--- begin GIVEN RECORDS ---
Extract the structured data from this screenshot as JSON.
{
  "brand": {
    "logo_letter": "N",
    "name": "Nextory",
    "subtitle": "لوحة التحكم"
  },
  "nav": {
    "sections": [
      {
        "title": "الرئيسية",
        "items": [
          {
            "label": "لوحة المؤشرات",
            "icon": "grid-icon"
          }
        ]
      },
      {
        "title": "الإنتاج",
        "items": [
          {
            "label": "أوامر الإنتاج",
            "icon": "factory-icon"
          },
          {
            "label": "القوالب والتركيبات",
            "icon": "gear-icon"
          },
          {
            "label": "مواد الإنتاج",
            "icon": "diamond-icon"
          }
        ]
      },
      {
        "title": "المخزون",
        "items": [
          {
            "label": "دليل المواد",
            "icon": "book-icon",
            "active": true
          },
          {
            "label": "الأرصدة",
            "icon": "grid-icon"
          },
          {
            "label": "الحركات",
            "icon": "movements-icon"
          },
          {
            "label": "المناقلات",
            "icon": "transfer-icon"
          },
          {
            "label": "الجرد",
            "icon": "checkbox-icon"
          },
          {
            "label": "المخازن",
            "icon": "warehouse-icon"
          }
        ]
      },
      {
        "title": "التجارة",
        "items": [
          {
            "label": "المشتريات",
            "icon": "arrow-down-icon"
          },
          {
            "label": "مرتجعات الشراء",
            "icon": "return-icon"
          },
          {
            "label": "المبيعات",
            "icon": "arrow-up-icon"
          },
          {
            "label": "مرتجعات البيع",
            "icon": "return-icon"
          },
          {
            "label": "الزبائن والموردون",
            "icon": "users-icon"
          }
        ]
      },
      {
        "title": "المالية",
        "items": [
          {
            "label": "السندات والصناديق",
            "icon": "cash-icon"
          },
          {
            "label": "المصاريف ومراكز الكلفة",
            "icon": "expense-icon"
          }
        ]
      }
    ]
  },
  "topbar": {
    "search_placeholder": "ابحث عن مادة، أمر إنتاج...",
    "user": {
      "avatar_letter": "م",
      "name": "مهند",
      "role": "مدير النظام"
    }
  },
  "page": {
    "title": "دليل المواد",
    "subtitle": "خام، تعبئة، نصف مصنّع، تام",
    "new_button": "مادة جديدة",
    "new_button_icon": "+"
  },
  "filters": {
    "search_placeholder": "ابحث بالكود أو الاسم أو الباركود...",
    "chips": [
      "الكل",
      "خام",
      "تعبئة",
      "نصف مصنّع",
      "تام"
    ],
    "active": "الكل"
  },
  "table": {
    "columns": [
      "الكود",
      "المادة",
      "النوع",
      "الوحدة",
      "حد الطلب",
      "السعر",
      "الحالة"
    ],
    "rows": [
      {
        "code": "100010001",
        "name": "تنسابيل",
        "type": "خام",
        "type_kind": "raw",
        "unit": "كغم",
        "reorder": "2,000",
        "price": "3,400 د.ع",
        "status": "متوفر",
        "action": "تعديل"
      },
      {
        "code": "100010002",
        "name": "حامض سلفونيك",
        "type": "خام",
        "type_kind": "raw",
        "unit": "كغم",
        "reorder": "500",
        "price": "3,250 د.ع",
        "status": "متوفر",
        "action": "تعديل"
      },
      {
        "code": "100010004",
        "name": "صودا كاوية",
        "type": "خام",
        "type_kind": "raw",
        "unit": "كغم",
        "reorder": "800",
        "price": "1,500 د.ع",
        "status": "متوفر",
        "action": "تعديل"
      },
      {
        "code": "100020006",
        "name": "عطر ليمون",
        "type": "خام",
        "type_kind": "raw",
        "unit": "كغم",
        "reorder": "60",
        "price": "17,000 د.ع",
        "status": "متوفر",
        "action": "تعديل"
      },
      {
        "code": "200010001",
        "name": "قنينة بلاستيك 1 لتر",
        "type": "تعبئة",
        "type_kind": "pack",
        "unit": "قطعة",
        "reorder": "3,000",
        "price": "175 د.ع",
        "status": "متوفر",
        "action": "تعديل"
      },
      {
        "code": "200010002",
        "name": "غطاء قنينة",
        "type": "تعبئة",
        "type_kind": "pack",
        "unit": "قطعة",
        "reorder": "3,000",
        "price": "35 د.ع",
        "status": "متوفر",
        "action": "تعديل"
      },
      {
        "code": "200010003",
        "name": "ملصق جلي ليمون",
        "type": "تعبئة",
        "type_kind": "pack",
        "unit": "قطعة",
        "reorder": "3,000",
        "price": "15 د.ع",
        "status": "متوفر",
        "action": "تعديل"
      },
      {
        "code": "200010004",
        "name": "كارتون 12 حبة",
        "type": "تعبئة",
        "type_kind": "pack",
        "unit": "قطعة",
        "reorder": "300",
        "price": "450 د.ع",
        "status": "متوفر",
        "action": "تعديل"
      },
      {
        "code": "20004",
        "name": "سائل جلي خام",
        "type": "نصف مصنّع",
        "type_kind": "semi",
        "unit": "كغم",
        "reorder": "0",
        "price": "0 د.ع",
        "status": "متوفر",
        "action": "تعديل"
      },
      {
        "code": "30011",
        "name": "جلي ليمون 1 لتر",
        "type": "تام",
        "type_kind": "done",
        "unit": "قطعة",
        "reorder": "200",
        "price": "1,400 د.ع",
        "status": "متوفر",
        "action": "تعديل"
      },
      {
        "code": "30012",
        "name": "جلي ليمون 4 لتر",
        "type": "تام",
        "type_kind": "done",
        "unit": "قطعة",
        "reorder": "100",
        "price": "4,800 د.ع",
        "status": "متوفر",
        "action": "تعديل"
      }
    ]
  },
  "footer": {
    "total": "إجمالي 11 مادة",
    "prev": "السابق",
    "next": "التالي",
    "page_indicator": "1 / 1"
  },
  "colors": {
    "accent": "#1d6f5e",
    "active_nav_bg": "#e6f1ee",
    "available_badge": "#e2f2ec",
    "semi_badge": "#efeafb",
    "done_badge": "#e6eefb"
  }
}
--- end GIVEN RECORDS ---
_YOUR OBJECTIVE_.
Copy the material above verbatim.

_OUTPUT FOR THIS TASK_.
Extract the structured data from this screenshot as JSON.
{
  "brand": {
    "logo_letter": "N",
    "name": "Nextory",
    "subtitle": "لوحة التحكم"
  },
  "nav": {
    "sections": [
      {
        "title": "الرئيسية",
        "items": [
          {
            "label": "لوحة المؤشرات",
            "icon": "grid-icon"
          }
        ]
      },
      {
        "title": "الإنتاج",
        "items": [
          {
            "label": "أوامر الإنتاج",
            "icon": "factory-icon"
          },
          {
            "label": "القوالب والتركيبات",
            "icon": "gear-icon"
          },
          {
            "label": "مواد الإنتاج",
            "icon": "diamond-icon"
          }
        ]
      },
      {
        "title": "المخزون",
        "items": [
          {
            "label": "دليل المواد",
            "icon": "book-icon",
            "active": true
          },
          {
            "label": "الأرصدة",
            "icon": "grid-icon"
          },
          {
            "label": "الحركات",
            "icon": "movements-icon"
          },
          {
            "label": "المناقلات",
            "icon": "transfer-icon"
          },
          {
            "label": "الجرد",
            "icon": "checkbox-icon"
          },
          {
            "label": "المخازن",
            "icon": "warehouse-icon"
          }
        ]
      },
      {
        "title": "التجارة",
        "items": [
          {
            "label": "المشتريات",
            "icon": "arrow-down-icon"
          },
          {
            "label": "مرتجعات الشراء",
            "icon": "return-icon"
          },
          {
            "label": "المبيعات",
            "icon": "arrow-up-icon"
          },
          {
            "label": "مرتجعات البيع",
            "icon": "return-icon"
          },
          {
            "label": "الزبائن والموردون",
            "icon": "users-icon"
          }
        ]
      },
      {
        "title": "المالية",
        "items": [
          {
            "label": "السندات والصناديق",
            "icon": "cash-icon"
          },
          {
            "label": "المصاريف ومراكز الكلفة",
            "icon": "expense-icon"
          }
        ]
      }
    ]
  },
  "topbar": {
    "search_placeholder": "ابحث عن مادة، أمر إنتاج...",
    "user": {
      "avatar_letter": "م",
      "name": "مهند",
      "role": "مدير النظام"
    }
  },
  "page": {
    "title": "دليل المواد",
    "subtitle": "خام، تعبئة، نصف مصنّع، تام",
    "new_button": "مادة جديدة",
    "new_button_icon": "+"
  },
  "filters": {
    "search_placeholder": "ابحث بالكود أو الاسم أو الباركود...",
    "chips": [
      "الكل",
      "خام",
      "تعبئة",
      "نصف مصنّع",
      "تام"
    ],
    "active": "الكل"
  },
  "table": {
    "columns": [
      "الكود",
      "المادة",
      "النوع",
      "الوحدة",
      "حد الطلب",
      "السعر",
      "الحالة"
    ],
    "rows": [
      {
        "code": "100010001",
        "name": "تنسابيل",
        "type": "خام",
        "type_kind": "raw",
        "unit": "كغم",
        "reorder": "2,000",
        "price": "3,400 د.ع",
        "status": "متوفر",
        "action": "تعديل"
      },
      {
        "code": "100010002",
        "name": "حامض سلفونيك",
        "type": "خام",
        "type_kind": "raw",
        "unit": "كغم",
        "reorder": "500",
        "price": "3,250 د.ع",
        "status": "متوفر",
        "action": "تعديل"
      },
      {
        "code": "100010004",
        "name": "صودا كاوية",
        "type": "خام",
        "type_kind": "raw",
        "unit": "كغم",
        "reorder": "800",
        "price": "1,500 د.ع",
        "status": "متوفر",
        "action": "تعديل"
      },
      {
        "code": "100020006",
        "name": "عطر ليمون",
        "type": "خام",
        "type_kind": "raw",
        "unit": "كغم",
        "reorder": "60",
        "price": "17,000 د.ع",
        "status": "متوفر",
        "action": "تعديل"
      },
      {
        "code": "200010001",
        "name": "قنينة بلاستيك 1 لتر",
        "type": "تعبئة",
        "type_kind": "pack",
        "unit": "قطعة",
        "reorder": "3,000",
        "price": "175 د.ع",
        "status": "متوفر",
        "action": "تعديل"
      },
      {
        "code": "200010002",
        "name": "غطاء قنينة",
        "type": "تعبئة",
        "type_kind": "pack",
        "unit": "قطعة",
        "reorder": "3,000",
        "price": "35 د.ع",
        "status": "متوفر",
        "action": "تعديل"
      },
      {
        "code": "200010003",
        "name": "ملصق جلي ليمون",
        "type": "تعبئة",
        "type_kind": "pack",
        "unit": "قطعة",
        "reorder": "3,000",
        "price": "15 د.ع",
        "status": "متوفر",
        "action": "تعديل"
      },
      {
        "code": "200010004",
        "name": "كارتون 12 حبة",
        "type": "تعبئة",
        "type_kind": "pack",
        "unit": "قطعة",
        "reorder": "300",
        "price": "450 د.ع",
        "status": "متوفر",
        "action": "تعديل"
      },
      {
        "code": "20004",
        "name": "سائل جلي خام",
        "type": "نصف مصنّع",
        "type_kind": "semi",
        "unit": "كغم",
        "reorder": "0",
        "price": "0 د.ع",
        "status": "متوفر",
        "action": "تعديل"
      },
      {
        "code": "30011",
        "name": "جلي ليمون 1 لتر",
        "type": "تام",
        "type_kind": "done",
        "unit": "قطعة",
        "reorder": "200",
        "price": "1,400 د.ع",
        "status": "متوفر",
        "action": "تعديل"
      },
      {
        "code": "30012",
        "name": "جلي ليمون 4 لتر",
        "type": "تام",
        "type_kind": "done",
        "unit": "قطعة",
        "reorder": "100",
        "price": "4,800 د.ع",
        "status": "متوفر",
        "action": "تعديل"
      }
    ]
  },
  "footer": {
    "total": "إجمالي 11 مادة",
    "prev": "السابق",
    "next": "التالي",
    "page_indicator": "1 / 1"
  },
  "colors": {
    "accent": "#1d6f5e",
    "active_nav_bg": "#e6f1ee",
    "available_badge": "#e2f2ec",
    "semi_badge": "#efeafb",
    "done_badge": "#e6eefb"
  }
}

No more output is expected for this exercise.